Dataset records:
■ ■ ■ ■ ■
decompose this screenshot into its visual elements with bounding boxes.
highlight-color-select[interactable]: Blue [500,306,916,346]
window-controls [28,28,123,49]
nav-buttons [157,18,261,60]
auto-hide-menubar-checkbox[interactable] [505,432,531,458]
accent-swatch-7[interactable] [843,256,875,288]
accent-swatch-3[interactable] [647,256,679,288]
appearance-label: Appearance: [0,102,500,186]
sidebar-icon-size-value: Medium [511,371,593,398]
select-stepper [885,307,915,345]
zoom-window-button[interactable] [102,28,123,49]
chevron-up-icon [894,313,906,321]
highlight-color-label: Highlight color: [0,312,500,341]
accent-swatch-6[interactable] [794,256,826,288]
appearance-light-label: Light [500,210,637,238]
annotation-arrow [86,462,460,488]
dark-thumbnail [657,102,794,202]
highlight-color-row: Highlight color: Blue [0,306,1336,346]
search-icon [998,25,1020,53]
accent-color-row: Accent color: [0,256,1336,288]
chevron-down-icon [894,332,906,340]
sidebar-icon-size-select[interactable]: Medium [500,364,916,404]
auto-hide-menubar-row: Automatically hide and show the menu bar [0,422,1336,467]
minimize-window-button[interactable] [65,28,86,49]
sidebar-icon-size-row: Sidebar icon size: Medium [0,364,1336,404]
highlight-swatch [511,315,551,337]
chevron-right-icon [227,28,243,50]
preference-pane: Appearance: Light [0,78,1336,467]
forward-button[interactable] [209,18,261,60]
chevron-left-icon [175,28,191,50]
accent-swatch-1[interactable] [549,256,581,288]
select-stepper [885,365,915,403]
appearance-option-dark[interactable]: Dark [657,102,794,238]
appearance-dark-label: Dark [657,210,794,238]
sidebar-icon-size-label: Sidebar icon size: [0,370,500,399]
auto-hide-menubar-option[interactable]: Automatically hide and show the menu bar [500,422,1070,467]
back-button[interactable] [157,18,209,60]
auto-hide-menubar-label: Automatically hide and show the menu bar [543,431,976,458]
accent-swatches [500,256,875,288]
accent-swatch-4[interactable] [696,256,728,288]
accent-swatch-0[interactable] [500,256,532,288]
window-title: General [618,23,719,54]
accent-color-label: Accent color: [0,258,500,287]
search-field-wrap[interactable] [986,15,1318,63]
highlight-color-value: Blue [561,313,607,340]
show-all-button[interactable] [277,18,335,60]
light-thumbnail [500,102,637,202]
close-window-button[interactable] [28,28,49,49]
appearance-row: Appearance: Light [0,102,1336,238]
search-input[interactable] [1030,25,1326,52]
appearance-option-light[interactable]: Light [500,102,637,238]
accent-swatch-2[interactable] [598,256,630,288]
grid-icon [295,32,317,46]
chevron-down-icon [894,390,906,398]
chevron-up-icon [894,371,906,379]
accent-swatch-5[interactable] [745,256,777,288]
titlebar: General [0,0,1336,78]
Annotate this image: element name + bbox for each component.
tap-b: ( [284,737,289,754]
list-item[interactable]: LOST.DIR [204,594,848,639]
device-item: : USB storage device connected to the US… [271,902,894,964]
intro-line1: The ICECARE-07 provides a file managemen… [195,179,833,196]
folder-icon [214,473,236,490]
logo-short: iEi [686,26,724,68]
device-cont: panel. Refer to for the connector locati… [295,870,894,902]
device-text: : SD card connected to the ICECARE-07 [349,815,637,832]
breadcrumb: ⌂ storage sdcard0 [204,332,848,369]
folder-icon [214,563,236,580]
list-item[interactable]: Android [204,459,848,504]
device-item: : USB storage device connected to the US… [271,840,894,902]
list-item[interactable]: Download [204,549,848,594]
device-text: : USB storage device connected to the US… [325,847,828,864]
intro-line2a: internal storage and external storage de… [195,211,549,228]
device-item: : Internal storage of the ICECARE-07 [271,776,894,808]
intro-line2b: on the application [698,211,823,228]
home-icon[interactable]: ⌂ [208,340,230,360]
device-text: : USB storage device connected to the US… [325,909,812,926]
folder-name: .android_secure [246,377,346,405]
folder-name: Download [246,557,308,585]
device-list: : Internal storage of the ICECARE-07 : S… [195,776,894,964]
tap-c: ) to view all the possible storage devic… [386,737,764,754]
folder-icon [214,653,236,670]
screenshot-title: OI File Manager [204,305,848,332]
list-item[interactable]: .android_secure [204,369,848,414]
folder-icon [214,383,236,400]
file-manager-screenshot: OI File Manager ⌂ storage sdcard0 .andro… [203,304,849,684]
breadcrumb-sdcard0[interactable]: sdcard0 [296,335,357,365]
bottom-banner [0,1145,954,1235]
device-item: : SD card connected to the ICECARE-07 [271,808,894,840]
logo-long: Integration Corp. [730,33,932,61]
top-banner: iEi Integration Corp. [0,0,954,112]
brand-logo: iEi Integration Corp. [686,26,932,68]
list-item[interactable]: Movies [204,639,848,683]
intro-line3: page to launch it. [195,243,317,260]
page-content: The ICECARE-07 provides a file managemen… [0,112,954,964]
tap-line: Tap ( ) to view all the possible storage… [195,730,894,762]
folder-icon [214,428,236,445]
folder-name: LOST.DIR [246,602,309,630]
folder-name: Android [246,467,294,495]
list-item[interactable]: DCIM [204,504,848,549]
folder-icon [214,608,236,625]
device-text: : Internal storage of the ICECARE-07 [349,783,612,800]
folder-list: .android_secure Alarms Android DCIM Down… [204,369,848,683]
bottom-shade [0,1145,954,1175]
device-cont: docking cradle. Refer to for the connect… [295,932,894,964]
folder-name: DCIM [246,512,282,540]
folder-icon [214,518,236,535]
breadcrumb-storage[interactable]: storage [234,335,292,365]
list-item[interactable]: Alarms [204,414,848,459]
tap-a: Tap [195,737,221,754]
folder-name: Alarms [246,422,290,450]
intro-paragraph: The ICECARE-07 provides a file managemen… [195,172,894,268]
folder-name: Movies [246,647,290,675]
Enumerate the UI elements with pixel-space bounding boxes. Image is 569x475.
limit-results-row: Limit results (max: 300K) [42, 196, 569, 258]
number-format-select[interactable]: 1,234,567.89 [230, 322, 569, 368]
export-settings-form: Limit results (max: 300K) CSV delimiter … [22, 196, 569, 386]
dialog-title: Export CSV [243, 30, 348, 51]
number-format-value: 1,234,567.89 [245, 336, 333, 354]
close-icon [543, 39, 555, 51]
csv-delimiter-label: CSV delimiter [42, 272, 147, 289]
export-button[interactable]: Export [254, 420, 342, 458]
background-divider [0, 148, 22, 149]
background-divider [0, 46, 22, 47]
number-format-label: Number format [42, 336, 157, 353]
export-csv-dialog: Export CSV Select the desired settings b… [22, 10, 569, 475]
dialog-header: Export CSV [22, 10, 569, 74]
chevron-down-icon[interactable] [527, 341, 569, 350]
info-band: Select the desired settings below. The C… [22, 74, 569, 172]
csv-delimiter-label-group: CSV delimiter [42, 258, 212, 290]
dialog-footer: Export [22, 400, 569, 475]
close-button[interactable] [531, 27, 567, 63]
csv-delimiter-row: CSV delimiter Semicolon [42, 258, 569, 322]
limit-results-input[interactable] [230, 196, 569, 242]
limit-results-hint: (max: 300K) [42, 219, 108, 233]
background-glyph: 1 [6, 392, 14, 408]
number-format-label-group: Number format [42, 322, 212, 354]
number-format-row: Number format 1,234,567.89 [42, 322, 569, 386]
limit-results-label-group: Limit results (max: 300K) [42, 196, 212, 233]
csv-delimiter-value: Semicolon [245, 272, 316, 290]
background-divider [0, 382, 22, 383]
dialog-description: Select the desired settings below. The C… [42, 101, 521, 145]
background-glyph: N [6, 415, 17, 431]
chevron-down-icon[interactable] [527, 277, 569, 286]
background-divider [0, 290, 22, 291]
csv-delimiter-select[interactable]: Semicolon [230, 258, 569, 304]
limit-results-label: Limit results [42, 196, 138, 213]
■ ■ ■ ■ ■
* Set problem *
Reproduce every line of the material above without any changes.

* Result of this exercise *
decompose this screenshot into its visual elements with bounding boxes.
highlight-color-select[interactable]: Blue [500,306,916,346]
window-controls [28,28,123,49]
nav-buttons [157,18,261,60]
auto-hide-menubar-checkbox[interactable] [505,432,531,458]
accent-swatch-7[interactable] [843,256,875,288]
accent-swatch-3[interactable] [647,256,679,288]
appearance-label: Appearance: [0,102,500,186]
sidebar-icon-size-value: Medium [511,371,593,398]
select-stepper [885,307,915,345]
zoom-window-button[interactable] [102,28,123,49]
chevron-up-icon [894,313,906,321]
highlight-color-label: Highlight color: [0,312,500,341]
accent-swatch-6[interactable] [794,256,826,288]
appearance-light-label: Light [500,210,637,238]
annotation-arrow [86,462,460,488]
dark-thumbnail [657,102,794,202]
highlight-color-row: Highlight color: Blue [0,306,1336,346]
search-icon [998,25,1020,53]
accent-color-row: Accent color: [0,256,1336,288]
chevron-down-icon [894,332,906,340]
sidebar-icon-size-select[interactable]: Medium [500,364,916,404]
auto-hide-menubar-row: Automatically hide and show the menu bar [0,422,1336,467]
minimize-window-button[interactable] [65,28,86,49]
sidebar-icon-size-row: Sidebar icon size: Medium [0,364,1336,404]
highlight-swatch [511,315,551,337]
chevron-right-icon [227,28,243,50]
preference-pane: Appearance: Light [0,78,1336,467]
forward-button[interactable] [209,18,261,60]
chevron-left-icon [175,28,191,50]
accent-swatch-1[interactable] [549,256,581,288]
select-stepper [885,365,915,403]
appearance-option-dark[interactable]: Dark [657,102,794,238]
appearance-dark-label: Dark [657,210,794,238]
sidebar-icon-size-label: Sidebar icon size: [0,370,500,399]
auto-hide-menubar-option[interactable]: Automatically hide and show the menu bar [500,422,1070,467]
back-button[interactable] [157,18,209,60]
auto-hide-menubar-label: Automatically hide and show the menu bar [543,431,976,458]
accent-swatches [500,256,875,288]
accent-swatch-4[interactable] [696,256,728,288]
accent-swatch-0[interactable] [500,256,532,288]
window-title: General [618,23,719,54]
accent-color-label: Accent color: [0,258,500,287]
search-field-wrap[interactable] [986,15,1318,63]
highlight-color-value: Blue [561,313,607,340]
show-all-button[interactable] [277,18,335,60]
light-thumbnail [500,102,637,202]
close-window-button[interactable] [28,28,49,49]
appearance-row: Appearance: Light [0,102,1336,238]
search-input[interactable] [1030,25,1326,52]
appearance-option-light[interactable]: Light [500,102,637,238]
accent-swatch-2[interactable] [598,256,630,288]
grid-icon [295,32,317,46]
chevron-down-icon [894,390,906,398]
chevron-up-icon [894,371,906,379]
accent-swatch-5[interactable] [745,256,777,288]
titlebar: General [0,0,1336,78]
Annotate this image: element name + bbox for each component.
tap-b: ( [284,737,289,754]
list-item[interactable]: LOST.DIR [204,594,848,639]
device-item: : USB storage device connected to the US… [271,902,894,964]
intro-line1: The ICECARE-07 provides a file managemen… [195,179,833,196]
folder-icon [214,473,236,490]
logo-short: iEi [686,26,724,68]
device-cont: panel. Refer to for the connector locati… [295,870,894,902]
device-text: : SD card connected to the ICECARE-07 [349,815,637,832]
breadcrumb: ⌂ storage sdcard0 [204,332,848,369]
folder-icon [214,563,236,580]
list-item[interactable]: Android [204,459,848,504]
device-item: : USB storage device connected to the US… [271,840,894,902]
list-item[interactable]: Download [204,549,848,594]
device-text: : USB storage device connected to the US… [325,847,828,864]
intro-line2a: internal storage and external storage de… [195,211,549,228]
device-item: : Internal storage of the ICECARE-07 [271,776,894,808]
intro-line2b: on the application [698,211,823,228]
home-icon[interactable]: ⌂ [208,340,230,360]
device-text: : USB storage device connected to the US… [325,909,812,926]
folder-name: .android_secure [246,377,346,405]
folder-name: Download [246,557,308,585]
device-list: : Internal storage of the ICECARE-07 : S… [195,776,894,964]
tap-c: ) to view all the possible storage devic… [386,737,764,754]
folder-icon [214,653,236,670]
screenshot-title: OI File Manager [204,305,848,332]
list-item[interactable]: .android_secure [204,369,848,414]
folder-icon [214,383,236,400]
file-manager-screenshot: OI File Manager ⌂ storage sdcard0 .andro… [203,304,849,684]
breadcrumb-sdcard0[interactable]: sdcard0 [296,335,357,365]
bottom-banner [0,1145,954,1235]
device-item: : SD card connected to the ICECARE-07 [271,808,894,840]
logo-long: Integration Corp. [730,33,932,61]
top-banner: iEi Integration Corp. [0,0,954,112]
brand-logo: iEi Integration Corp. [686,26,932,68]
list-item[interactable]: Movies [204,639,848,683]
intro-line3: page to launch it. [195,243,317,260]
page-content: The ICECARE-07 provides a file managemen… [0,112,954,964]
tap-line: Tap ( ) to view all the possible storage… [195,730,894,762]
folder-icon [214,428,236,445]
folder-name: LOST.DIR [246,602,309,630]
folder-name: Android [246,467,294,495]
list-item[interactable]: DCIM [204,504,848,549]
folder-icon [214,608,236,625]
device-text: : Internal storage of the ICECARE-07 [349,783,612,800]
folder-list: .android_secure Alarms Android DCIM Down… [204,369,848,683]
bottom-shade [0,1145,954,1175]
device-cont: docking cradle. Refer to for the connect… [295,932,894,964]
folder-name: DCIM [246,512,282,540]
folder-icon [214,518,236,535]
breadcrumb-storage[interactable]: storage [234,335,292,365]
list-item[interactable]: Alarms [204,414,848,459]
tap-a: Tap [195,737,221,754]
folder-name: Alarms [246,422,290,450]
intro-paragraph: The ICECARE-07 provides a file managemen… [195,172,894,268]
folder-name: Movies [246,647,290,675]
Enumerate the UI elements with pixel-space bounding boxes. Image is 569x475.
limit-results-row: Limit results (max: 300K) [42, 196, 569, 258]
number-format-select[interactable]: 1,234,567.89 [230, 322, 569, 368]
export-settings-form: Limit results (max: 300K) CSV delimiter … [22, 196, 569, 386]
dialog-title: Export CSV [243, 30, 348, 51]
number-format-value: 1,234,567.89 [245, 336, 333, 354]
close-icon [543, 39, 555, 51]
csv-delimiter-label: CSV delimiter [42, 272, 147, 289]
export-button[interactable]: Export [254, 420, 342, 458]
background-divider [0, 148, 22, 149]
background-divider [0, 46, 22, 47]
number-format-label: Number format [42, 336, 157, 353]
export-csv-dialog: Export CSV Select the desired settings b… [22, 10, 569, 475]
dialog-header: Export CSV [22, 10, 569, 74]
chevron-down-icon[interactable] [527, 341, 569, 350]
info-band: Select the desired settings below. The C… [22, 74, 569, 172]
csv-delimiter-label-group: CSV delimiter [42, 258, 212, 290]
dialog-footer: Export [22, 400, 569, 475]
close-button[interactable] [531, 27, 567, 63]
csv-delimiter-row: CSV delimiter Semicolon [42, 258, 569, 322]
limit-results-input[interactable] [230, 196, 569, 242]
limit-results-hint: (max: 300K) [42, 219, 108, 233]
background-glyph: 1 [6, 392, 14, 408]
number-format-label-group: Number format [42, 322, 212, 354]
number-format-row: Number format 1,234,567.89 [42, 322, 569, 386]
limit-results-label-group: Limit results (max: 300K) [42, 196, 212, 233]
csv-delimiter-value: Semicolon [245, 272, 316, 290]
background-divider [0, 382, 22, 383]
dialog-description: Select the desired settings below. The C… [42, 101, 521, 145]
background-glyph: N [6, 415, 17, 431]
chevron-down-icon[interactable] [527, 277, 569, 286]
background-divider [0, 290, 22, 291]
csv-delimiter-select[interactable]: Semicolon [230, 258, 569, 304]
limit-results-label: Limit results [42, 196, 138, 213]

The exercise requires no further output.